DIRECTIVE: Write the data below out exactly as it stands. Do not include the pictures.

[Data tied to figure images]
+ + + +

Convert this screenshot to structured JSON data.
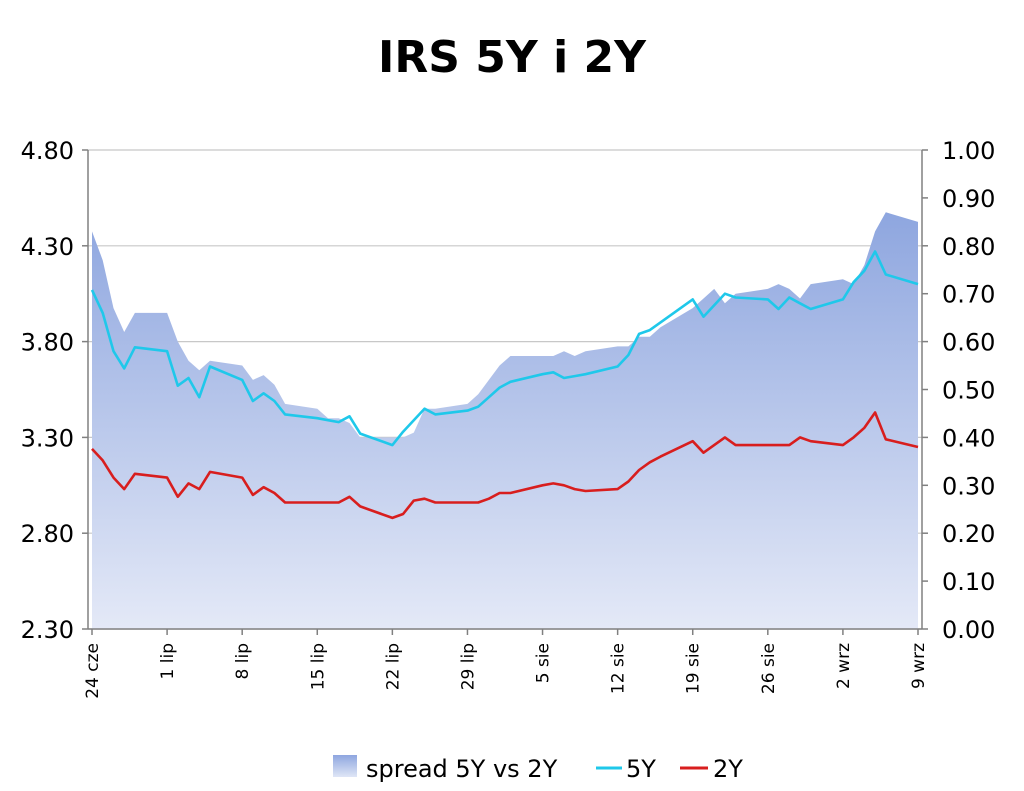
{
  "chart_data": {
    "type": "area",
    "title": "IRS 5Y i 2Y",
    "x_tick_labels": [
      "24 cze",
      "1 lip",
      "8 lip",
      "15 lip",
      "22 lip",
      "29 lip",
      "5 sie",
      "12 sie",
      "19 sie",
      "26 sie",
      "2 wrz",
      "9 wrz"
    ],
    "y_left": {
      "range": [
        2.3,
        4.8
      ],
      "ticks": [
        "2.30",
        "2.80",
        "3.30",
        "3.80",
        "4.30",
        "4.80"
      ]
    },
    "y_right": {
      "range": [
        0.0,
        1.0
      ],
      "ticks": [
        "0.00",
        "0.10",
        "0.20",
        "0.30",
        "0.40",
        "0.50",
        "0.60",
        "0.70",
        "0.80",
        "0.90",
        "1.00"
      ]
    },
    "grid": true,
    "legend_position": "bottom",
    "x_days": [
      0,
      1,
      2,
      3,
      4,
      7,
      8,
      9,
      10,
      11,
      14,
      15,
      16,
      17,
      18,
      21,
      22,
      23,
      24,
      25,
      28,
      29,
      30,
      31,
      32,
      35,
      36,
      37,
      38,
      39,
      42,
      43,
      44,
      45,
      46,
      49,
      50,
      51,
      52,
      53,
      56,
      57,
      58,
      59,
      60,
      63,
      64,
      65,
      66,
      67,
      70,
      71,
      72,
      73,
      74,
      77
    ],
    "series": [
      {
        "name": "spread 5Y vs 2Y",
        "axis": "right",
        "color": "#9fb4e6",
        "values": [
          0.83,
          0.77,
          0.67,
          0.62,
          0.66,
          0.66,
          0.6,
          0.56,
          0.54,
          0.56,
          0.55,
          0.52,
          0.53,
          0.51,
          0.47,
          0.46,
          0.44,
          0.44,
          0.43,
          0.4,
          0.4,
          0.4,
          0.41,
          0.46,
          0.46,
          0.47,
          0.49,
          0.52,
          0.55,
          0.57,
          0.57,
          0.57,
          0.58,
          0.57,
          0.58,
          0.59,
          0.59,
          0.61,
          0.61,
          0.63,
          0.67,
          0.69,
          0.71,
          0.68,
          0.7,
          0.71,
          0.72,
          0.71,
          0.69,
          0.72,
          0.73,
          0.72,
          0.76,
          0.83,
          0.87,
          0.85
        ]
      },
      {
        "name": "5Y",
        "axis": "left",
        "color": "#1fc8ea",
        "values": [
          4.07,
          3.95,
          3.75,
          3.66,
          3.77,
          3.75,
          3.57,
          3.61,
          3.51,
          3.67,
          3.6,
          3.49,
          3.53,
          3.49,
          3.42,
          3.4,
          3.39,
          3.38,
          3.41,
          3.32,
          3.26,
          3.33,
          3.39,
          3.45,
          3.42,
          3.44,
          3.46,
          3.51,
          3.56,
          3.59,
          3.63,
          3.64,
          3.61,
          3.62,
          3.63,
          3.67,
          3.73,
          3.84,
          3.86,
          3.9,
          4.02,
          3.93,
          3.99,
          4.05,
          4.03,
          4.02,
          3.97,
          4.03,
          4.0,
          3.97,
          4.02,
          4.11,
          4.17,
          4.27,
          4.15,
          4.1
        ]
      },
      {
        "name": "2Y",
        "axis": "left",
        "color": "#d81e1e",
        "values": [
          3.24,
          3.18,
          3.09,
          3.03,
          3.11,
          3.09,
          2.99,
          3.06,
          3.03,
          3.12,
          3.09,
          3.0,
          3.04,
          3.01,
          2.96,
          2.96,
          2.96,
          2.96,
          2.99,
          2.94,
          2.88,
          2.9,
          2.97,
          2.98,
          2.96,
          2.96,
          2.96,
          2.98,
          3.01,
          3.01,
          3.05,
          3.06,
          3.05,
          3.03,
          3.02,
          3.03,
          3.07,
          3.13,
          3.17,
          3.2,
          3.28,
          3.22,
          3.26,
          3.3,
          3.26,
          3.26,
          3.26,
          3.26,
          3.3,
          3.28,
          3.26,
          3.3,
          3.35,
          3.43,
          3.29,
          3.25
        ]
      }
    ]
  }
}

+ + + +

RESPONSE TO THE EXERCISE:
Convert this screenshot to structured JSON data.
{
  "chart_data": {
    "type": "area",
    "title": "IRS 5Y i 2Y",
    "x_tick_labels": [
      "24 cze",
      "1 lip",
      "8 lip",
      "15 lip",
      "22 lip",
      "29 lip",
      "5 sie",
      "12 sie",
      "19 sie",
      "26 sie",
      "2 wrz",
      "9 wrz"
    ],
    "y_left": {
      "range": [
        2.3,
        4.8
      ],
      "ticks": [
        "2.30",
        "2.80",
        "3.30",
        "3.80",
        "4.30",
        "4.80"
      ]
    },
    "y_right": {
      "range": [
        0.0,
        1.0
      ],
      "ticks": [
        "0.00",
        "0.10",
        "0.20",
        "0.30",
        "0.40",
        "0.50",
        "0.60",
        "0.70",
        "0.80",
        "0.90",
        "1.00"
      ]
    },
    "grid": true,
    "legend_position": "bottom",
    "x_days": [
      0,
      1,
      2,
      3,
      4,
      7,
      8,
      9,
      10,
      11,
      14,
      15,
      16,
      17,
      18,
      21,
      22,
      23,
      24,
      25,
      28,
      29,
      30,
      31,
      32,
      35,
      36,
      37,
      38,
      39,
      42,
      43,
      44,
      45,
      46,
      49,
      50,
      51,
      52,
      53,
      56,
      57,
      58,
      59,
      60,
      63,
      64,
      65,
      66,
      67,
      70,
      71,
      72,
      73,
      74,
      77
    ],
    "series": [
      {
        "name": "spread 5Y vs 2Y",
        "axis": "right",
        "color": "#9fb4e6",
        "values": [
          0.83,
          0.77,
          0.67,
          0.62,
          0.66,
          0.66,
          0.6,
          0.56,
          0.54,
          0.56,
          0.55,
          0.52,
          0.53,
          0.51,
          0.47,
          0.46,
          0.44,
          0.44,
          0.43,
          0.4,
          0.4,
          0.4,
          0.41,
          0.46,
          0.46,
          0.47,
          0.49,
          0.52,
          0.55,
          0.57,
          0.57,
          0.57,
          0.58,
          0.57,
          0.58,
          0.59,
          0.59,
          0.61,
          0.61,
          0.63,
          0.67,
          0.69,
          0.71,
          0.68,
          0.7,
          0.71,
          0.72,
          0.71,
          0.69,
          0.72,
          0.73,
          0.72,
          0.76,
          0.83,
          0.87,
          0.85
        ]
      },
      {
        "name": "5Y",
        "axis": "left",
        "color": "#1fc8ea",
        "values": [
          4.07,
          3.95,
          3.75,
          3.66,
          3.77,
          3.75,
          3.57,
          3.61,
          3.51,
          3.67,
          3.6,
          3.49,
          3.53,
          3.49,
          3.42,
          3.4,
          3.39,
          3.38,
          3.41,
          3.32,
          3.26,
          3.33,
          3.39,
          3.45,
          3.42,
          3.44,
          3.46,
          3.51,
          3.56,
          3.59,
          3.63,
          3.64,
          3.61,
          3.62,
          3.63,
          3.67,
          3.73,
          3.84,
          3.86,
          3.9,
          4.02,
          3.93,
          3.99,
          4.05,
          4.03,
          4.02,
          3.97,
          4.03,
          4.0,
          3.97,
          4.02,
          4.11,
          4.17,
          4.27,
          4.15,
          4.1
        ]
      },
      {
        "name": "2Y",
        "axis": "left",
        "color": "#d81e1e",
        "values": [
          3.24,
          3.18,
          3.09,
          3.03,
          3.11,
          3.09,
          2.99,
          3.06,
          3.03,
          3.12,
          3.09,
          3.0,
          3.04,
          3.01,
          2.96,
          2.96,
          2.96,
          2.96,
          2.99,
          2.94,
          2.88,
          2.9,
          2.97,
          2.98,
          2.96,
          2.96,
          2.96,
          2.98,
          3.01,
          3.01,
          3.05,
          3.06,
          3.05,
          3.03,
          3.02,
          3.03,
          3.07,
          3.13,
          3.17,
          3.2,
          3.28,
          3.22,
          3.26,
          3.3,
          3.26,
          3.26,
          3.26,
          3.26,
          3.3,
          3.28,
          3.26,
          3.3,
          3.35,
          3.43,
          3.29,
          3.25
        ]
      }
    ]
  }
}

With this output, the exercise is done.